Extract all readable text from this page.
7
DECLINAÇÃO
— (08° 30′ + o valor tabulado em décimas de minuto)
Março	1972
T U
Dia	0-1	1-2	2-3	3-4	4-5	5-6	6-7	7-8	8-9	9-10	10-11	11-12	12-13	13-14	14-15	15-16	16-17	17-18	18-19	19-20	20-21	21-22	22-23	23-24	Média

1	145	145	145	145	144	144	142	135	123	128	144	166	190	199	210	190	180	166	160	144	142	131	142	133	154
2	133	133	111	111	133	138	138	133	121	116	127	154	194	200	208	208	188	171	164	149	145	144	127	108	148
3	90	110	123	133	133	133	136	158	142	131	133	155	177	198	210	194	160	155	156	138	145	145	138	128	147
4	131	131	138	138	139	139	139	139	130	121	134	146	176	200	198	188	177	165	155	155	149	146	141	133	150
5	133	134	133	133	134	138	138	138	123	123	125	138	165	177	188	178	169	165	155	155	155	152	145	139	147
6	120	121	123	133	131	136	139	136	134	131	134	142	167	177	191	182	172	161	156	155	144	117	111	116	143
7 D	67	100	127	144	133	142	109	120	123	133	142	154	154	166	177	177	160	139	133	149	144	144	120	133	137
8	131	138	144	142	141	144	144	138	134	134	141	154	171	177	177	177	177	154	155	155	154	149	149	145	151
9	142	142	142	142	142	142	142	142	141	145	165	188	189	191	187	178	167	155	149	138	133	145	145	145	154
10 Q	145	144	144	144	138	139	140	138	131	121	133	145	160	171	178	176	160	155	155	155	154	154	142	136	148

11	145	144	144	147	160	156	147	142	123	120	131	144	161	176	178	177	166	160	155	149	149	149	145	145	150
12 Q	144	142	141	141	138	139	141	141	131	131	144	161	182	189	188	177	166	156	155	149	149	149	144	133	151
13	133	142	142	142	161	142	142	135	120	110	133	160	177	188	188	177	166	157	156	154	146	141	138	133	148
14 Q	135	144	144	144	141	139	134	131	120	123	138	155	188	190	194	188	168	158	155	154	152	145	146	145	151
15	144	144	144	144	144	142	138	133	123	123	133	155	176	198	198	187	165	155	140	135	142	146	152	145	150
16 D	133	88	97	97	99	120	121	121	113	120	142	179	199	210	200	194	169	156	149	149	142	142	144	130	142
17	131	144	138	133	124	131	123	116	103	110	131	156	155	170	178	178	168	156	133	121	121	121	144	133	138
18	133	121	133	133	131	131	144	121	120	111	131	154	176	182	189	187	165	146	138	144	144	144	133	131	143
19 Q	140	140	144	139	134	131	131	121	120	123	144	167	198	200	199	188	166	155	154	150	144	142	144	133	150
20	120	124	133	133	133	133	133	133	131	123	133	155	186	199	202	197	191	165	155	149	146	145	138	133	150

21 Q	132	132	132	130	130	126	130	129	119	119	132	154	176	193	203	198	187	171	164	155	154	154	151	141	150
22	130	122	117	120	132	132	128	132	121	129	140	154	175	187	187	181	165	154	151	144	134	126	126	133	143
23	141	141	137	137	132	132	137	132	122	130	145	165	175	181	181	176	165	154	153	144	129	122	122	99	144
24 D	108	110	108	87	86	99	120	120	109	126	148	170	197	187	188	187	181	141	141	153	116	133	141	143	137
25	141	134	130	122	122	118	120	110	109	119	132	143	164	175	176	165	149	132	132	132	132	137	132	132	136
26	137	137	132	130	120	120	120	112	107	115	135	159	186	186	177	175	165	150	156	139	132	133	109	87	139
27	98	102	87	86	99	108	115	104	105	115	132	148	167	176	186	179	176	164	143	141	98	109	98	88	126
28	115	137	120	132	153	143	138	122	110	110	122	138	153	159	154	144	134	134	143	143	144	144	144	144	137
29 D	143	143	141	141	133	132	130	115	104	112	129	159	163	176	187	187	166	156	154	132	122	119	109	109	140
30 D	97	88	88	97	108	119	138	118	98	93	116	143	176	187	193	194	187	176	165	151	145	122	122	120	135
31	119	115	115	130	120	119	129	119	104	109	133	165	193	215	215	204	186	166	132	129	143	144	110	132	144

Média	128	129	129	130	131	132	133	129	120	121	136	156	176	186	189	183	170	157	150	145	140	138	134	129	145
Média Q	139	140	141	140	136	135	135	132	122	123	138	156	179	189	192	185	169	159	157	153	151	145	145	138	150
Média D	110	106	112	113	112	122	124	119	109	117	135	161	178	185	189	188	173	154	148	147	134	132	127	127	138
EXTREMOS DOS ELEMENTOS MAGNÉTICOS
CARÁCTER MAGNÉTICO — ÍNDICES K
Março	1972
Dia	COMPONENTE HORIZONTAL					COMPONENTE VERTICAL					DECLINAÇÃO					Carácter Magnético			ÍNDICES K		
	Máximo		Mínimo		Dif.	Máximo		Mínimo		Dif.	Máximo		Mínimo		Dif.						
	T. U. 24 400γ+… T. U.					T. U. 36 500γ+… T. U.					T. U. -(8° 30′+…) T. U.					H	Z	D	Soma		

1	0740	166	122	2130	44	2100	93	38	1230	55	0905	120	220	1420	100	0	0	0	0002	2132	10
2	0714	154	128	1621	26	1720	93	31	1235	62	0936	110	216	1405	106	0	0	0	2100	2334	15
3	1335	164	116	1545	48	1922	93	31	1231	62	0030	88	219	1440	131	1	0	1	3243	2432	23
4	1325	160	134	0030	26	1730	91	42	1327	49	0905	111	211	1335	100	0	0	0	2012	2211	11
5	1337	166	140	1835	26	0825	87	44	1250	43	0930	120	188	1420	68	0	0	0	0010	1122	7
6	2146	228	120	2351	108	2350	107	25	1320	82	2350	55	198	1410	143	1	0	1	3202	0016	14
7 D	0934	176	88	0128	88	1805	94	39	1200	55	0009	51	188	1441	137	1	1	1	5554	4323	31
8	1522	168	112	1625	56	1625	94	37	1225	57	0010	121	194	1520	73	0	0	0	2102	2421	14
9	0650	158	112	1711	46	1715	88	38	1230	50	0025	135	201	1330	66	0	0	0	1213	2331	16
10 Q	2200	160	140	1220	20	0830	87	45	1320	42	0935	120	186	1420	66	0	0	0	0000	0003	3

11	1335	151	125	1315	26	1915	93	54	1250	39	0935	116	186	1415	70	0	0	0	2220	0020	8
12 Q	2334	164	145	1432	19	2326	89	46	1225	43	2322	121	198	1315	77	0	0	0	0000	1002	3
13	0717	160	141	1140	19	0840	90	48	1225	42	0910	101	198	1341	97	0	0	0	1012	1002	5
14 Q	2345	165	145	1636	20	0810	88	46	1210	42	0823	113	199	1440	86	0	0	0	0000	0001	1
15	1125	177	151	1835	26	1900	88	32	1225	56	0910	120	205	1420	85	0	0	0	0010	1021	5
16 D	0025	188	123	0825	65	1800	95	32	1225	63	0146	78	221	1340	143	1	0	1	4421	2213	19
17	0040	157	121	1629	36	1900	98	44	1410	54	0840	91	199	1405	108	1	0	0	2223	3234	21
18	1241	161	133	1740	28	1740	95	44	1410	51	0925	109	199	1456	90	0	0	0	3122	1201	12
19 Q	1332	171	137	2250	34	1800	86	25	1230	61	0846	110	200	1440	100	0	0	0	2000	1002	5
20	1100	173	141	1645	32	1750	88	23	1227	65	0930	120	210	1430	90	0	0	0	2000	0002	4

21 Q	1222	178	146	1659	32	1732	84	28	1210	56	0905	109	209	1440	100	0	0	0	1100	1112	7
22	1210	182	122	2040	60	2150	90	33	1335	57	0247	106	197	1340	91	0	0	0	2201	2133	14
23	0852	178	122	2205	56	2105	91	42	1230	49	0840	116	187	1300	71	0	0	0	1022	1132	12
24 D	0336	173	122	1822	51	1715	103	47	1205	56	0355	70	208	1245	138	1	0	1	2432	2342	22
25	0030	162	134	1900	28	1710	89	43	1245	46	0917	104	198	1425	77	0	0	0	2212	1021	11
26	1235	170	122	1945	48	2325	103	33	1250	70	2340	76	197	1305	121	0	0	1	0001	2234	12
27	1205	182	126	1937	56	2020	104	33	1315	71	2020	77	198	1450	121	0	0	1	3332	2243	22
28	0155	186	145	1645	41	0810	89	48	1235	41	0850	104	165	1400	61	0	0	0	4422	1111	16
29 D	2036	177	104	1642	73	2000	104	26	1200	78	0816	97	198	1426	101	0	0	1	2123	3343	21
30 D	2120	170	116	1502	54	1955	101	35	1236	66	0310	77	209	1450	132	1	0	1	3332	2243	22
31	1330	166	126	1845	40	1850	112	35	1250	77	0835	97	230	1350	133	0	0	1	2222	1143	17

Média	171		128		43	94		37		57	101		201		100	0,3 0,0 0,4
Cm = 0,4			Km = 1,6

- **What you should do**
Find the number of lines in which the word "DECLINAÇÃO" occurs, and write nothing but that number.

- **Solution**
2